• _Data for this task_
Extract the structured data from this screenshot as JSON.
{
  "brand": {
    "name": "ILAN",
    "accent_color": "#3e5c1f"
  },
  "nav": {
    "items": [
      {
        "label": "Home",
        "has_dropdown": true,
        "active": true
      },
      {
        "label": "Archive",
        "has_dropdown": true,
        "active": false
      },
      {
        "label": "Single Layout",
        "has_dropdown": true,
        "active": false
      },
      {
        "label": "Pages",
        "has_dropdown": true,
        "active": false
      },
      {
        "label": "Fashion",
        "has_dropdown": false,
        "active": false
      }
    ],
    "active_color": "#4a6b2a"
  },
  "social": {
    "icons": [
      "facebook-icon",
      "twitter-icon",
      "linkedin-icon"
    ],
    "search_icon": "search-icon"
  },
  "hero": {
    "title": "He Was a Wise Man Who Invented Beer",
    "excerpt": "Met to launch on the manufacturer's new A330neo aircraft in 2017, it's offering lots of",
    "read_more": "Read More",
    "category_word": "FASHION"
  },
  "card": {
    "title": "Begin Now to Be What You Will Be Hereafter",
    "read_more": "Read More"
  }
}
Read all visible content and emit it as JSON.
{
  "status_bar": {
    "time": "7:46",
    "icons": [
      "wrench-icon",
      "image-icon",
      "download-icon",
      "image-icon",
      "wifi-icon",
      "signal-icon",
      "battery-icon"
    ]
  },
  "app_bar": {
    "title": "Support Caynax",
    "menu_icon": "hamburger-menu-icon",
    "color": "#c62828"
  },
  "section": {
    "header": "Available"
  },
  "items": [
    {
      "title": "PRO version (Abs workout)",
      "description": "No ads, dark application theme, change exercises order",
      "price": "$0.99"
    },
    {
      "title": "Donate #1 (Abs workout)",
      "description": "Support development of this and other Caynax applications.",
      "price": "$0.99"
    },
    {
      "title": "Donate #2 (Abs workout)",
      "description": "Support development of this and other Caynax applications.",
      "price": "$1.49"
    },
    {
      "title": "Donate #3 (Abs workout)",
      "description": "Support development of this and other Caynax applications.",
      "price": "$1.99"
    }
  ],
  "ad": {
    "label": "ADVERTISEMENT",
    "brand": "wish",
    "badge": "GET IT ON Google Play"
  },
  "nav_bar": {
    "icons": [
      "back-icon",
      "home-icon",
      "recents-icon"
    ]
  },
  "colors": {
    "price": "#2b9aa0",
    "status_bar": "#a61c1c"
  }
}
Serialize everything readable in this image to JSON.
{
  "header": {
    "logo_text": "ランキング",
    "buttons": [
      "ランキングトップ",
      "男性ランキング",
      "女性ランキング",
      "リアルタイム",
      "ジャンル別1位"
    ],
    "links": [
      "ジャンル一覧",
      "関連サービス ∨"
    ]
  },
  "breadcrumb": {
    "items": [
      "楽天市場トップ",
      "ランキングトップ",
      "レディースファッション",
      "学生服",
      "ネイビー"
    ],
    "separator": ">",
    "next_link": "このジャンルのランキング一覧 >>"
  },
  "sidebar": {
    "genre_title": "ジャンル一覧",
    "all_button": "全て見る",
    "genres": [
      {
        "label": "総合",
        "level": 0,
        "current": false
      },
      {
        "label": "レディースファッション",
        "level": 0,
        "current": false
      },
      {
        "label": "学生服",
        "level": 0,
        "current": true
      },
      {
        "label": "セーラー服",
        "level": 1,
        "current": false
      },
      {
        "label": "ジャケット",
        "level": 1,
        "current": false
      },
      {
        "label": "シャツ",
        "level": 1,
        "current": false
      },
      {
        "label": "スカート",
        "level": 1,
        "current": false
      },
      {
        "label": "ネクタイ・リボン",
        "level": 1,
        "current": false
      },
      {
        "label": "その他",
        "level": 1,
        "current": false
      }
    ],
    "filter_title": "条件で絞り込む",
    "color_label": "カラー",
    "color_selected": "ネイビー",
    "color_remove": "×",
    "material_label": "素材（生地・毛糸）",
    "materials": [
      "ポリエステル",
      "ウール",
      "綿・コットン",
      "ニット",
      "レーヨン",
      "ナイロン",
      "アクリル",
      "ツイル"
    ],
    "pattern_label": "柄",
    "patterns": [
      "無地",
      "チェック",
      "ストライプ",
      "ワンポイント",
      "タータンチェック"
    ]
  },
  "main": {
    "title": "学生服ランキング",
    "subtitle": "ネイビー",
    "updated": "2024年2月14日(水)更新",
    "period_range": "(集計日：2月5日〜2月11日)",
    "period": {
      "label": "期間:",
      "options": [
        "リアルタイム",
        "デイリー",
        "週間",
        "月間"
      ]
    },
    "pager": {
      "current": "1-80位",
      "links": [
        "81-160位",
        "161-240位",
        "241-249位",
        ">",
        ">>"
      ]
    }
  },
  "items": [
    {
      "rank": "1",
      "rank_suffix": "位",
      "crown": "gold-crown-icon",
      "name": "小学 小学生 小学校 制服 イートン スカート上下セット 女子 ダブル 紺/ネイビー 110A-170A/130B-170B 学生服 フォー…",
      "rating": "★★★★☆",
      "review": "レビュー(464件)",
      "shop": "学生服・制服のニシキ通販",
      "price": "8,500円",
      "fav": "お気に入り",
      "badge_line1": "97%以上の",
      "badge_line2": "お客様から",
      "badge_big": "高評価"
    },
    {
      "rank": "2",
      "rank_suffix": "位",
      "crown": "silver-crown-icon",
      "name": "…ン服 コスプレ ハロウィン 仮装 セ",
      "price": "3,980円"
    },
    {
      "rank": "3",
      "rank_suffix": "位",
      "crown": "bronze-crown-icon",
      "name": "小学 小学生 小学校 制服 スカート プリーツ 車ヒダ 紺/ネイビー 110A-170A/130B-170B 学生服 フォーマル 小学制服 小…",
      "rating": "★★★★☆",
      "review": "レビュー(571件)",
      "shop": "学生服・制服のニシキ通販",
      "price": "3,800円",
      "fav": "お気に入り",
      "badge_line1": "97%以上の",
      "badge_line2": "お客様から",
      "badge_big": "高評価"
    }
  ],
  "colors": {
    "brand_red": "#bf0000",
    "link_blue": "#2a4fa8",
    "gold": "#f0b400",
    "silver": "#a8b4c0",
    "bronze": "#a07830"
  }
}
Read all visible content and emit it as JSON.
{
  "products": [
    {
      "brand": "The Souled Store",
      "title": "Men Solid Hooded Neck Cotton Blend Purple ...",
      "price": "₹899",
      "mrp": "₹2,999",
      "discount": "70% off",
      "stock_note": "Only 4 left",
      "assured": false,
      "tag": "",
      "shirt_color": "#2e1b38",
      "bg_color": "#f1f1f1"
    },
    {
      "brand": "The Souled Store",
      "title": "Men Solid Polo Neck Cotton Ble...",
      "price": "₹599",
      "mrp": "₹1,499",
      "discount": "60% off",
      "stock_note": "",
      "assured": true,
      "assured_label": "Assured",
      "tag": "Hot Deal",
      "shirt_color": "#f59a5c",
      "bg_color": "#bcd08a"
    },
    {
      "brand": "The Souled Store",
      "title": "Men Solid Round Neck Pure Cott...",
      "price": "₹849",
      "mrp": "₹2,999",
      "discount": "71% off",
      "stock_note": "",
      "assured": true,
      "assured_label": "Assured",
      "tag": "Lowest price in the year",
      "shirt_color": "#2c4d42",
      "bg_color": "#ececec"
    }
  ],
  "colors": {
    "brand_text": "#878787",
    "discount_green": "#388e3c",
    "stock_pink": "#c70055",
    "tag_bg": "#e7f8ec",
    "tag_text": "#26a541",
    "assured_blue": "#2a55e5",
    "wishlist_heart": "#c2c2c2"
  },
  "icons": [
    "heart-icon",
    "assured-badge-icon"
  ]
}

• _Exercise_
Every record above must be duplicated exactly.

• _Exercise response_
Extract the structured data from this screenshot as JSON.
{
  "brand": {
    "name": "ILAN",
    "accent_color": "#3e5c1f"
  },
  "nav": {
    "items": [
      {
        "label": "Home",
        "has_dropdown": true,
        "active": true
      },
      {
        "label": "Archive",
        "has_dropdown": true,
        "active": false
      },
      {
        "label": "Single Layout",
        "has_dropdown": true,
        "active": false
      },
      {
        "label": "Pages",
        "has_dropdown": true,
        "active": false
      },
      {
        "label": "Fashion",
        "has_dropdown": false,
        "active": false
      }
    ],
    "active_color": "#4a6b2a"
  },
  "social": {
    "icons": [
      "facebook-icon",
      "twitter-icon",
      "linkedin-icon"
    ],
    "search_icon": "search-icon"
  },
  "hero": {
    "title": "He Was a Wise Man Who Invented Beer",
    "excerpt": "Met to launch on the manufacturer's new A330neo aircraft in 2017, it's offering lots of",
    "read_more": "Read More",
    "category_word": "FASHION"
  },
  "card": {
    "title": "Begin Now to Be What You Will Be Hereafter",
    "read_more": "Read More"
  }
}
Read all visible content and emit it as JSON.
{
  "status_bar": {
    "time": "7:46",
    "icons": [
      "wrench-icon",
      "image-icon",
      "download-icon",
      "image-icon",
      "wifi-icon",
      "signal-icon",
      "battery-icon"
    ]
  },
  "app_bar": {
    "title": "Support Caynax",
    "menu_icon": "hamburger-menu-icon",
    "color": "#c62828"
  },
  "section": {
    "header": "Available"
  },
  "items": [
    {
      "title": "PRO version (Abs workout)",
      "description": "No ads, dark application theme, change exercises order",
      "price": "$0.99"
    },
    {
      "title": "Donate #1 (Abs workout)",
      "description": "Support development of this and other Caynax applications.",
      "price": "$0.99"
    },
    {
      "title": "Donate #2 (Abs workout)",
      "description": "Support development of this and other Caynax applications.",
      "price": "$1.49"
    },
    {
      "title": "Donate #3 (Abs workout)",
      "description": "Support development of this and other Caynax applications.",
      "price": "$1.99"
    }
  ],
  "ad": {
    "label": "ADVERTISEMENT",
    "brand": "wish",
    "badge": "GET IT ON Google Play"
  },
  "nav_bar": {
    "icons": [
      "back-icon",
      "home-icon",
      "recents-icon"
    ]
  },
  "colors": {
    "price": "#2b9aa0",
    "status_bar": "#a61c1c"
  }
}
Serialize everything readable in this image to JSON.
{
  "header": {
    "logo_text": "ランキング",
    "buttons": [
      "ランキングトップ",
      "男性ランキング",
      "女性ランキング",
      "リアルタイム",
      "ジャンル別1位"
    ],
    "links": [
      "ジャンル一覧",
      "関連サービス ∨"
    ]
  },
  "breadcrumb": {
    "items": [
      "楽天市場トップ",
      "ランキングトップ",
      "レディースファッション",
      "学生服",
      "ネイビー"
    ],
    "separator": ">",
    "next_link": "このジャンルのランキング一覧 >>"
  },
  "sidebar": {
    "genre_title": "ジャンル一覧",
    "all_button": "全て見る",
    "genres": [
      {
        "label": "総合",
        "level": 0,
        "current": false
      },
      {
        "label": "レディースファッション",
        "level": 0,
        "current": false
      },
      {
        "label": "学生服",
        "level": 0,
        "current": true
      },
      {
        "label": "セーラー服",
        "level": 1,
        "current": false
      },
      {
        "label": "ジャケット",
        "level": 1,
        "current": false
      },
      {
        "label": "シャツ",
        "level": 1,
        "current": false
      },
      {
        "label": "スカート",
        "level": 1,
        "current": false
      },
      {
        "label": "ネクタイ・リボン",
        "level": 1,
        "current": false
      },
      {
        "label": "その他",
        "level": 1,
        "current": false
      }
    ],
    "filter_title": "条件で絞り込む",
    "color_label": "カラー",
    "color_selected": "ネイビー",
    "color_remove": "×",
    "material_label": "素材（生地・毛糸）",
    "materials": [
      "ポリエステル",
      "ウール",
      "綿・コットン",
      "ニット",
      "レーヨン",
      "ナイロン",
      "アクリル",
      "ツイル"
    ],
    "pattern_label": "柄",
    "patterns": [
      "無地",
      "チェック",
      "ストライプ",
      "ワンポイント",
      "タータンチェック"
    ]
  },
  "main": {
    "title": "学生服ランキング",
    "subtitle": "ネイビー",
    "updated": "2024年2月14日(水)更新",
    "period_range": "(集計日：2月5日〜2月11日)",
    "period": {
      "label": "期間:",
      "options": [
        "リアルタイム",
        "デイリー",
        "週間",
        "月間"
      ]
    },
    "pager": {
      "current": "1-80位",
      "links": [
        "81-160位",
        "161-240位",
        "241-249位",
        ">",
        ">>"
      ]
    }
  },
  "items": [
    {
      "rank": "1",
      "rank_suffix": "位",
      "crown": "gold-crown-icon",
      "name": "小学 小学生 小学校 制服 イートン スカート上下セット 女子 ダブル 紺/ネイビー 110A-170A/130B-170B 学生服 フォー…",
      "rating": "★★★★☆",
      "review": "レビュー(464件)",
      "shop": "学生服・制服のニシキ通販",
      "price": "8,500円",
      "fav": "お気に入り",
      "badge_line1": "97%以上の",
      "badge_line2": "お客様から",
      "badge_big": "高評価"
    },
    {
      "rank": "2",
      "rank_suffix": "位",
      "crown": "silver-crown-icon",
      "name": "…ン服 コスプレ ハロウィン 仮装 セ",
      "price": "3,980円"
    },
    {
      "rank": "3",
      "rank_suffix": "位",
      "crown": "bronze-crown-icon",
      "name": "小学 小学生 小学校 制服 スカート プリーツ 車ヒダ 紺/ネイビー 110A-170A/130B-170B 学生服 フォーマル 小学制服 小…",
      "rating": "★★★★☆",
      "review": "レビュー(571件)",
      "shop": "学生服・制服のニシキ通販",
      "price": "3,800円",
      "fav": "お気に入り",
      "badge_line1": "97%以上の",
      "badge_line2": "お客様から",
      "badge_big": "高評価"
    }
  ],
  "colors": {
    "brand_red": "#bf0000",
    "link_blue": "#2a4fa8",
    "gold": "#f0b400",
    "silver": "#a8b4c0",
    "bronze": "#a07830"
  }
}
Read all visible content and emit it as JSON.
{
  "products": [
    {
      "brand": "The Souled Store",
      "title": "Men Solid Hooded Neck Cotton Blend Purple ...",
      "price": "₹899",
      "mrp": "₹2,999",
      "discount": "70% off",
      "stock_note": "Only 4 left",
      "assured": false,
      "tag": "",
      "shirt_color": "#2e1b38",
      "bg_color": "#f1f1f1"
    },
    {
      "brand": "The Souled Store",
      "title": "Men Solid Polo Neck Cotton Ble...",
      "price": "₹599",
      "mrp": "₹1,499",
      "discount": "60% off",
      "stock_note": "",
      "assured": true,
      "assured_label": "Assured",
      "tag": "Hot Deal",
      "shirt_color": "#f59a5c",
      "bg_color": "#bcd08a"
    },
    {
      "brand": "The Souled Store",
      "title": "Men Solid Round Neck Pure Cott...",
      "price": "₹849",
      "mrp": "₹2,999",
      "discount": "71% off",
      "stock_note": "",
      "assured": true,
      "assured_label": "Assured",
      "tag": "Lowest price in the year",
      "shirt_color": "#2c4d42",
      "bg_color": "#ececec"
    }
  ],
  "colors": {
    "brand_text": "#878787",
    "discount_green": "#388e3c",
    "stock_pink": "#c70055",
    "tag_bg": "#e7f8ec",
    "tag_text": "#26a541",
    "assured_blue": "#2a55e5",
    "wishlist_heart": "#c2c2c2"
  },
  "icons": [
    "heart-icon",
    "assured-badge-icon"
  ]
}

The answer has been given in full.